Return all of the data exactly as given.

# Start of DATASET EXTRACT

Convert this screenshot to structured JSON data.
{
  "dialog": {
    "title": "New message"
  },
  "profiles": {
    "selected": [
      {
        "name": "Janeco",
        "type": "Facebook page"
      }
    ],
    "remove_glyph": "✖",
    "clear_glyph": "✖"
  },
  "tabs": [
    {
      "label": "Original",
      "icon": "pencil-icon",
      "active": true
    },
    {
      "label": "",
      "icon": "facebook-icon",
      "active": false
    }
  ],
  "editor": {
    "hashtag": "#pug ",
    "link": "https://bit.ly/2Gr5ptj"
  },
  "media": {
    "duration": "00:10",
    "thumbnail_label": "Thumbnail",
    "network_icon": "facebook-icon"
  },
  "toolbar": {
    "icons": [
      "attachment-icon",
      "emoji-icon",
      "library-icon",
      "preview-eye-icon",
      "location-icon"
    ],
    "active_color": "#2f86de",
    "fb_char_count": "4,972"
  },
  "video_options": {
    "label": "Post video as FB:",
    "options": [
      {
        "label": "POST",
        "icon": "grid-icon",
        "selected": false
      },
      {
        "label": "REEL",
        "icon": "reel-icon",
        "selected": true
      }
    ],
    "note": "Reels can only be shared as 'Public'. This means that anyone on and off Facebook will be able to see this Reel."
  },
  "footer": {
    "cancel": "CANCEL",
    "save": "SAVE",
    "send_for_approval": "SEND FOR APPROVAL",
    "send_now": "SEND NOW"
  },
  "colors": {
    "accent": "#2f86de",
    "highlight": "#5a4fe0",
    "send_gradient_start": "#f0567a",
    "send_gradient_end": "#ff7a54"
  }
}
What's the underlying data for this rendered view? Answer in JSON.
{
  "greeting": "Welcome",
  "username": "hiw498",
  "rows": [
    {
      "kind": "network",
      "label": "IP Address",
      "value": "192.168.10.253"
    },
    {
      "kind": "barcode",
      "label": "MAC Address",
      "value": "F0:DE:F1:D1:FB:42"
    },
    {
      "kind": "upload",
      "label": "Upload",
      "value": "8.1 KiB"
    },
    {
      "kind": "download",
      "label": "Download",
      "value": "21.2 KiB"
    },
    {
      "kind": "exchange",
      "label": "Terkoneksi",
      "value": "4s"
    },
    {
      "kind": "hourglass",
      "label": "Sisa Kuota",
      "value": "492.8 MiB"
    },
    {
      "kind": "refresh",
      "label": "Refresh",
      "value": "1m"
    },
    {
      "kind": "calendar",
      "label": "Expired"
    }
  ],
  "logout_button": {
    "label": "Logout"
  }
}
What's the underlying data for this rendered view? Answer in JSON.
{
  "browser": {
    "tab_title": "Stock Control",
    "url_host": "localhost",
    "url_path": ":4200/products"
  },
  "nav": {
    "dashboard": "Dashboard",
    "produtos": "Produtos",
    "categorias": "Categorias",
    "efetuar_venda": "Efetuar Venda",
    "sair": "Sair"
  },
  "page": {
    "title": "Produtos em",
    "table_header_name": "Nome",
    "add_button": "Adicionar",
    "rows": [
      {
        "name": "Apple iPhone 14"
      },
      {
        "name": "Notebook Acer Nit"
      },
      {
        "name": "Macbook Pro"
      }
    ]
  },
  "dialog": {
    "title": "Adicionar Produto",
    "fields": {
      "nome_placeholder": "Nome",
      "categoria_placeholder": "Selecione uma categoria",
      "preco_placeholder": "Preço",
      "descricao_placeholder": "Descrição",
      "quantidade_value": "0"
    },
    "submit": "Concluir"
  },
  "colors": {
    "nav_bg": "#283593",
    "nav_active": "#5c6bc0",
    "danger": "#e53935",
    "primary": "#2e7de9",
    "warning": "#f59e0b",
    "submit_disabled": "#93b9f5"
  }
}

# End of DATASET EXTRACT

*THE COMPLETED TASK*.
Convert this screenshot to structured JSON data.
{
  "dialog": {
    "title": "New message"
  },
  "profiles": {
    "selected": [
      {
        "name": "Janeco",
        "type": "Facebook page"
      }
    ],
    "remove_glyph": "✖",
    "clear_glyph": "✖"
  },
  "tabs": [
    {
      "label": "Original",
      "icon": "pencil-icon",
      "active": true
    },
    {
      "label": "",
      "icon": "facebook-icon",
      "active": false
    }
  ],
  "editor": {
    "hashtag": "#pug ",
    "link": "https://bit.ly/2Gr5ptj"
  },
  "media": {
    "duration": "00:10",
    "thumbnail_label": "Thumbnail",
    "network_icon": "facebook-icon"
  },
  "toolbar": {
    "icons": [
      "attachment-icon",
      "emoji-icon",
      "library-icon",
      "preview-eye-icon",
      "location-icon"
    ],
    "active_color": "#2f86de",
    "fb_char_count": "4,972"
  },
  "video_options": {
    "label": "Post video as FB:",
    "options": [
      {
        "label": "POST",
        "icon": "grid-icon",
        "selected": false
      },
      {
        "label": "REEL",
        "icon": "reel-icon",
        "selected": true
      }
    ],
    "note": "Reels can only be shared as 'Public'. This means that anyone on and off Facebook will be able to see this Reel."
  },
  "footer": {
    "cancel": "CANCEL",
    "save": "SAVE",
    "send_for_approval": "SEND FOR APPROVAL",
    "send_now": "SEND NOW"
  },
  "colors": {
    "accent": "#2f86de",
    "highlight": "#5a4fe0",
    "send_gradient_start": "#f0567a",
    "send_gradient_end": "#ff7a54"
  }
}
What's the underlying data for this rendered view? Answer in JSON.
{
  "greeting": "Welcome",
  "username": "hiw498",
  "rows": [
    {
      "kind": "network",
      "label": "IP Address",
      "value": "192.168.10.253"
    },
    {
      "kind": "barcode",
      "label": "MAC Address",
      "value": "F0:DE:F1:D1:FB:42"
    },
    {
      "kind": "upload",
      "label": "Upload",
      "value": "8.1 KiB"
    },
    {
      "kind": "download",
      "label": "Download",
      "value": "21.2 KiB"
    },
    {
      "kind": "exchange",
      "label": "Terkoneksi",
      "value": "4s"
    },
    {
      "kind": "hourglass",
      "label": "Sisa Kuota",
      "value": "492.8 MiB"
    },
    {
      "kind": "refresh",
      "label": "Refresh",
      "value": "1m"
    },
    {
      "kind": "calendar",
      "label": "Expired"
    }
  ],
  "logout_button": {
    "label": "Logout"
  }
}
What's the underlying data for this rendered view? Answer in JSON.
{
  "browser": {
    "tab_title": "Stock Control",
    "url_host": "localhost",
    "url_path": ":4200/products"
  },
  "nav": {
    "dashboard": "Dashboard",
    "produtos": "Produtos",
    "categorias": "Categorias",
    "efetuar_venda": "Efetuar Venda",
    "sair": "Sair"
  },
  "page": {
    "title": "Produtos em",
    "table_header_name": "Nome",
    "add_button": "Adicionar",
    "rows": [
      {
        "name": "Apple iPhone 14"
      },
      {
        "name": "Notebook Acer Nit"
      },
      {
        "name": "Macbook Pro"
      }
    ]
  },
  "dialog": {
    "title": "Adicionar Produto",
    "fields": {
      "nome_placeholder": "Nome",
      "categoria_placeholder": "Selecione uma categoria",
      "preco_placeholder": "Preço",
      "descricao_placeholder": "Descrição",
      "quantidade_value": "0"
    },
    "submit": "Concluir"
  },
  "colors": {
    "nav_bg": "#283593",
    "nav_active": "#5c6bc0",
    "danger": "#e53935",
    "primary": "#2e7de9",
    "warning": "#f59e0b",
    "submit_disabled": "#93b9f5"
  }
}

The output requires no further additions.